**** Excerpted records ****

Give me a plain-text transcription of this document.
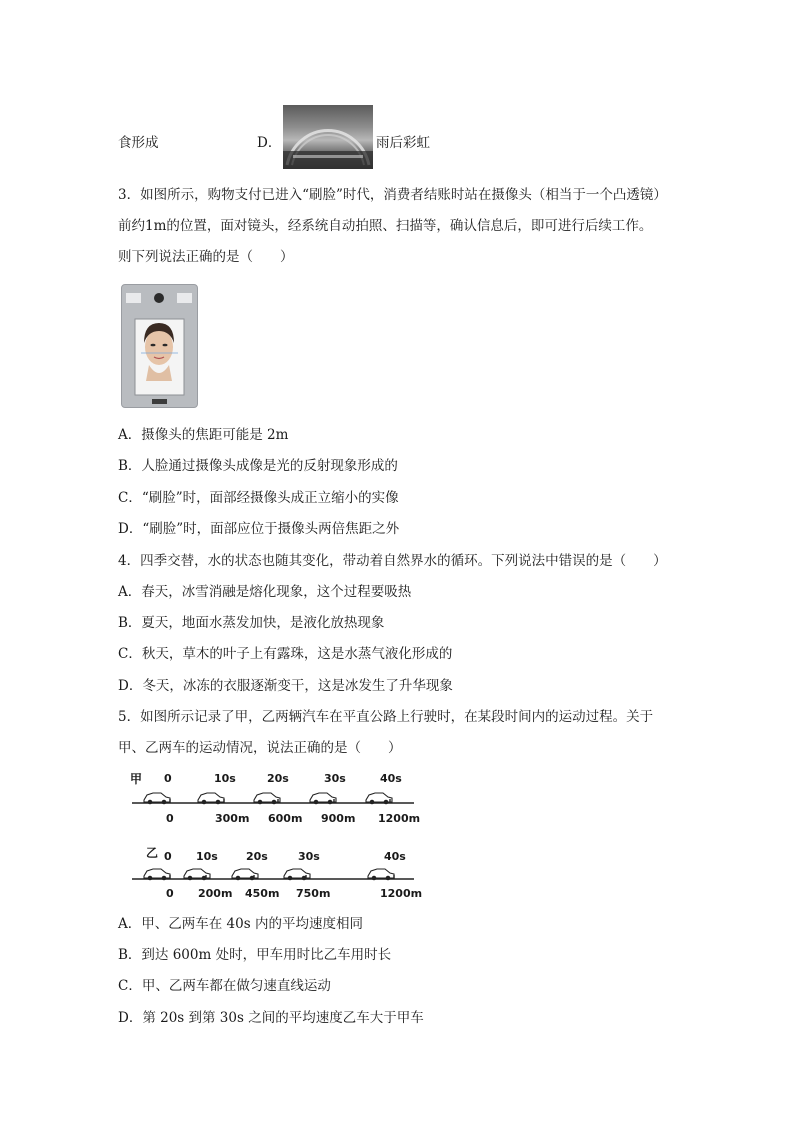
食形成	D．	雨后彩虹
3．如图所示，购物支付已进入“刷脸”时代，消费者结账时站在摄像头（相当于一个凸透镜）
前约1m的位置，面对镜头，经系统自动拍照、扫描等，确认信息后，即可进行后续工作。
则下列说法正确的是（　　）
A．摄像头的焦距可能是 2m
B．人脸通过摄像头成像是光的反射现象形成的
C．“刷脸”时，面部经摄像头成正立缩小的实像
D．“刷脸”时，面部应位于摄像头两倍焦距之外
4．四季交替，水的状态也随其变化，带动着自然界水的循环。下列说法中错误的是（　　）
A．春天，冰雪消融是熔化现象，这个过程要吸热
B．夏天，地面水蒸发加快，是液化放热现象
C．秋天，草木的叶子上有露珠，这是水蒸气液化形成的
D．冬天，冰冻的衣服逐渐变干，这是冰发生了升华现象
5．如图所示记录了甲，乙两辆汽车在平直公路上行驶时，在某段时间内的运动过程。关于
甲、乙两车的运动情况，说法正确的是（　　）
甲 0	10s	20s	30s	40s
0	300m 600m 900m 1200m
乙 0 10s	20s	30s	40s
0 200m 450m 750m	1200m
A．甲、乙两车在 40s 内的平均速度相同
B．到达 600m 处时，甲车用时比乙车用时长
C．甲、乙两车都在做匀速直线运动
D．第 20s 到第 30s 之间的平均速度乙车大于甲车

****

# Short exercise
Excluding the pictures, restate the records above word for word.

# Exercise answer
Give me a plain-text transcription of this document.
食形成	D．	雨后彩虹
3．如图所示，购物支付已进入“刷脸”时代，消费者结账时站在摄像头（相当于一个凸透镜）
前约1m的位置，面对镜头，经系统自动拍照、扫描等，确认信息后，即可进行后续工作。
则下列说法正确的是（　　）
A．摄像头的焦距可能是 2m
B．人脸通过摄像头成像是光的反射现象形成的
C．“刷脸”时，面部经摄像头成正立缩小的实像
D．“刷脸”时，面部应位于摄像头两倍焦距之外
4．四季交替，水的状态也随其变化，带动着自然界水的循环。下列说法中错误的是（　　）
A．春天，冰雪消融是熔化现象，这个过程要吸热
B．夏天，地面水蒸发加快，是液化放热现象
C．秋天，草木的叶子上有露珠，这是水蒸气液化形成的
D．冬天，冰冻的衣服逐渐变干，这是冰发生了升华现象
5．如图所示记录了甲，乙两辆汽车在平直公路上行驶时，在某段时间内的运动过程。关于
甲、乙两车的运动情况，说法正确的是（　　）
甲 0	10s	20s	30s	40s
0	300m 600m 900m 1200m
乙 0 10s	20s	30s	40s
0 200m 450m 750m	1200m
A．甲、乙两车在 40s 内的平均速度相同
B．到达 600m 处时，甲车用时比乙车用时长
C．甲、乙两车都在做匀速直线运动
D．第 20s 到第 30s 之间的平均速度乙车大于甲车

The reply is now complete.